# Problem details
Every entry that follows needs to be repeated exactly.

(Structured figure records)
---------------

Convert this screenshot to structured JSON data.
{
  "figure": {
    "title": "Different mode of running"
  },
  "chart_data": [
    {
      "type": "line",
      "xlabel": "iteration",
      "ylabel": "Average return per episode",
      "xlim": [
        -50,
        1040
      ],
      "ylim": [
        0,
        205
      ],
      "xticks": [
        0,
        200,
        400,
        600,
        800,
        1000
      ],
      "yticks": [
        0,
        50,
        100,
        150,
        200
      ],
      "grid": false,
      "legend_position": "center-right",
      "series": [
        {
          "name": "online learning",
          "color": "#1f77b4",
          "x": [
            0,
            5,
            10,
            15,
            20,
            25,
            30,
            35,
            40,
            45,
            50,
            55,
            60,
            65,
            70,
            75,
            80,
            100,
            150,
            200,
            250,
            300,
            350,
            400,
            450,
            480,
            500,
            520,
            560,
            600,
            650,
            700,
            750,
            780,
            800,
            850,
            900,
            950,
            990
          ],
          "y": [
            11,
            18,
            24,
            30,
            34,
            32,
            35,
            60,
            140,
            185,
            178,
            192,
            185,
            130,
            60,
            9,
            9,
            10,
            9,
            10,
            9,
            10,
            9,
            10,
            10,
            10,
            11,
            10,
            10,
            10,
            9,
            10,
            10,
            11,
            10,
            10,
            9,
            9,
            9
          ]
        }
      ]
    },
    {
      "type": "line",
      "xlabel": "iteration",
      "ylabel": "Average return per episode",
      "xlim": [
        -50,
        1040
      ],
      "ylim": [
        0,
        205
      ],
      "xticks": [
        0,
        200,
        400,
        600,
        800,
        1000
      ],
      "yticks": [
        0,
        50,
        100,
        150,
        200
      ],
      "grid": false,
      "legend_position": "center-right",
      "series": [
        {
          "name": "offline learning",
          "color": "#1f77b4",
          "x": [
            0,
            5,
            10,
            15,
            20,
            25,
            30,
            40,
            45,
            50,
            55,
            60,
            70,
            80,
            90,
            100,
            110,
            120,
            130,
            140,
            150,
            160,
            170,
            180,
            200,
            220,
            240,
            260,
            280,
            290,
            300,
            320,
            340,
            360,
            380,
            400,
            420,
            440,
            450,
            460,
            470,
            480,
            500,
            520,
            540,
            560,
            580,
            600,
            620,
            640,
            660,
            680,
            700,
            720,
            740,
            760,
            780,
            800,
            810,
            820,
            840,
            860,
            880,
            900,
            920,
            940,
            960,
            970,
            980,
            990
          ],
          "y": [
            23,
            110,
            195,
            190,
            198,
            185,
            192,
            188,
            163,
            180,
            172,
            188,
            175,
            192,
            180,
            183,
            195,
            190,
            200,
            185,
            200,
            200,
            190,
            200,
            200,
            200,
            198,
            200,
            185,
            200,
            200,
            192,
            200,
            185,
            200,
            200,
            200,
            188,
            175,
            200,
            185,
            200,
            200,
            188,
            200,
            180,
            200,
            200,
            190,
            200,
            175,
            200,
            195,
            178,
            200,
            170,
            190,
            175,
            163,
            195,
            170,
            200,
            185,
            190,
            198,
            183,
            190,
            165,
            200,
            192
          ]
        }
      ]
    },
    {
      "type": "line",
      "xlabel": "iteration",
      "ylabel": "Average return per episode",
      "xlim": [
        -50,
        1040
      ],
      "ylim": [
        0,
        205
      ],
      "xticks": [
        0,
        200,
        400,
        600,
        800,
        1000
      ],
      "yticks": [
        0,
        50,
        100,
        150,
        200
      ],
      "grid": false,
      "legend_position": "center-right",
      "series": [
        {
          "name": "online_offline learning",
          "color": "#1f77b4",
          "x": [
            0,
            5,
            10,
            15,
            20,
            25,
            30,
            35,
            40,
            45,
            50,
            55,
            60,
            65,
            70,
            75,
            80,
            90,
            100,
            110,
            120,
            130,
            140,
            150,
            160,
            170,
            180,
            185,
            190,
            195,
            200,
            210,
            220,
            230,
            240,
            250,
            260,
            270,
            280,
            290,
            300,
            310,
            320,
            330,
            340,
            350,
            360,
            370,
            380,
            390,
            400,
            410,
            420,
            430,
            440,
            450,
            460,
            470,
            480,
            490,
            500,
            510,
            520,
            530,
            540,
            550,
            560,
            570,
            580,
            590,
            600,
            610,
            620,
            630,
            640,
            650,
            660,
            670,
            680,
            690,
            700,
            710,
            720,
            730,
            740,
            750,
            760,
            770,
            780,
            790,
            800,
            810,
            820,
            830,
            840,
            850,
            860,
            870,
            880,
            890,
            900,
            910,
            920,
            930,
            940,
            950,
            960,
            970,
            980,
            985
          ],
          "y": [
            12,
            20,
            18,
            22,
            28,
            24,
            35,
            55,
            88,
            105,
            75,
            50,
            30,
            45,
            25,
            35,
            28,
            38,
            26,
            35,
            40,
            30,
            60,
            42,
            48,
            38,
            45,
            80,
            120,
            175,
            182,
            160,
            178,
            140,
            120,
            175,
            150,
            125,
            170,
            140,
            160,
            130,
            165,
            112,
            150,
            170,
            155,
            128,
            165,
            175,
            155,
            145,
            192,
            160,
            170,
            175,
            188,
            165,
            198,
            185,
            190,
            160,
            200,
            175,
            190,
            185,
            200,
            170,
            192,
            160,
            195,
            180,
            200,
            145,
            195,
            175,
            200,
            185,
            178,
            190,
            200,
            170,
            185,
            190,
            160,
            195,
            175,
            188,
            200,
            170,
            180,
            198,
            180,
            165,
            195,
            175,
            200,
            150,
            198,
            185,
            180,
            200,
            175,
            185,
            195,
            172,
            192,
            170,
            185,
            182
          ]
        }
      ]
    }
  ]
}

---------------

# The result
Convert this screenshot to structured JSON data.
{
  "figure": {
    "title": "Different mode of running"
  },
  "chart_data": [
    {
      "type": "line",
      "xlabel": "iteration",
      "ylabel": "Average return per episode",
      "xlim": [
        -50,
        1040
      ],
      "ylim": [
        0,
        205
      ],
      "xticks": [
        0,
        200,
        400,
        600,
        800,
        1000
      ],
      "yticks": [
        0,
        50,
        100,
        150,
        200
      ],
      "grid": false,
      "legend_position": "center-right",
      "series": [
        {
          "name": "online learning",
          "color": "#1f77b4",
          "x": [
            0,
            5,
            10,
            15,
            20,
            25,
            30,
            35,
            40,
            45,
            50,
            55,
            60,
            65,
            70,
            75,
            80,
            100,
            150,
            200,
            250,
            300,
            350,
            400,
            450,
            480,
            500,
            520,
            560,
            600,
            650,
            700,
            750,
            780,
            800,
            850,
            900,
            950,
            990
          ],
          "y": [
            11,
            18,
            24,
            30,
            34,
            32,
            35,
            60,
            140,
            185,
            178,
            192,
            185,
            130,
            60,
            9,
            9,
            10,
            9,
            10,
            9,
            10,
            9,
            10,
            10,
            10,
            11,
            10,
            10,
            10,
            9,
            10,
            10,
            11,
            10,
            10,
            9,
            9,
            9
          ]
        }
      ]
    },
    {
      "type": "line",
      "xlabel": "iteration",
      "ylabel": "Average return per episode",
      "xlim": [
        -50,
        1040
      ],
      "ylim": [
        0,
        205
      ],
      "xticks": [
        0,
        200,
        400,
        600,
        800,
        1000
      ],
      "yticks": [
        0,
        50,
        100,
        150,
        200
      ],
      "grid": false,
      "legend_position": "center-right",
      "series": [
        {
          "name": "offline learning",
          "color": "#1f77b4",
          "x": [
            0,
            5,
            10,
            15,
            20,
            25,
            30,
            40,
            45,
            50,
            55,
            60,
            70,
            80,
            90,
            100,
            110,
            120,
            130,
            140,
            150,
            160,
            170,
            180,
            200,
            220,
            240,
            260,
            280,
            290,
            300,
            320,
            340,
            360,
            380,
            400,
            420,
            440,
            450,
            460,
            470,
            480,
            500,
            520,
            540,
            560,
            580,
            600,
            620,
            640,
            660,
            680,
            700,
            720,
            740,
            760,
            780,
            800,
            810,
            820,
            840,
            860,
            880,
            900,
            920,
            940,
            960,
            970,
            980,
            990
          ],
          "y": [
            23,
            110,
            195,
            190,
            198,
            185,
            192,
            188,
            163,
            180,
            172,
            188,
            175,
            192,
            180,
            183,
            195,
            190,
            200,
            185,
            200,
            200,
            190,
            200,
            200,
            200,
            198,
            200,
            185,
            200,
            200,
            192,
            200,
            185,
            200,
            200,
            200,
            188,
            175,
            200,
            185,
            200,
            200,
            188,
            200,
            180,
            200,
            200,
            190,
            200,
            175,
            200,
            195,
            178,
            200,
            170,
            190,
            175,
            163,
            195,
            170,
            200,
            185,
            190,
            198,
            183,
            190,
            165,
            200,
            192
          ]
        }
      ]
    },
    {
      "type": "line",
      "xlabel": "iteration",
      "ylabel": "Average return per episode",
      "xlim": [
        -50,
        1040
      ],
      "ylim": [
        0,
        205
      ],
      "xticks": [
        0,
        200,
        400,
        600,
        800,
        1000
      ],
      "yticks": [
        0,
        50,
        100,
        150,
        200
      ],
      "grid": false,
      "legend_position": "center-right",
      "series": [
        {
          "name": "online_offline learning",
          "color": "#1f77b4",
          "x": [
            0,
            5,
            10,
            15,
            20,
            25,
            30,
            35,
            40,
            45,
            50,
            55,
            60,
            65,
            70,
            75,
            80,
            90,
            100,
            110,
            120,
            130,
            140,
            150,
            160,
            170,
            180,
            185,
            190,
            195,
            200,
            210,
            220,
            230,
            240,
            250,
            260,
            270,
            280,
            290,
            300,
            310,
            320,
            330,
            340,
            350,
            360,
            370,
            380,
            390,
            400,
            410,
            420,
            430,
            440,
            450,
            460,
            470,
            480,
            490,
            500,
            510,
            520,
            530,
            540,
            550,
            560,
            570,
            580,
            590,
            600,
            610,
            620,
            630,
            640,
            650,
            660,
            670,
            680,
            690,
            700,
            710,
            720,
            730,
            740,
            750,
            760,
            770,
            780,
            790,
            800,
            810,
            820,
            830,
            840,
            850,
            860,
            870,
            880,
            890,
            900,
            910,
            920,
            930,
            940,
            950,
            960,
            970,
            980,
            985
          ],
          "y": [
            12,
            20,
            18,
            22,
            28,
            24,
            35,
            55,
            88,
            105,
            75,
            50,
            30,
            45,
            25,
            35,
            28,
            38,
            26,
            35,
            40,
            30,
            60,
            42,
            48,
            38,
            45,
            80,
            120,
            175,
            182,
            160,
            178,
            140,
            120,
            175,
            150,
            125,
            170,
            140,
            160,
            130,
            165,
            112,
            150,
            170,
            155,
            128,
            165,
            175,
            155,
            145,
            192,
            160,
            170,
            175,
            188,
            165,
            198,
            185,
            190,
            160,
            200,
            175,
            190,
            185,
            200,
            170,
            192,
            160,
            195,
            180,
            200,
            145,
            195,
            175,
            200,
            185,
            178,
            190,
            200,
            170,
            185,
            190,
            160,
            195,
            175,
            188,
            200,
            170,
            180,
            198,
            180,
            165,
            195,
            175,
            200,
            150,
            198,
            185,
            180,
            200,
            175,
            185,
            195,
            172,
            192,
            170,
            185,
            182
          ]
        }
      ]
    }
  ]
}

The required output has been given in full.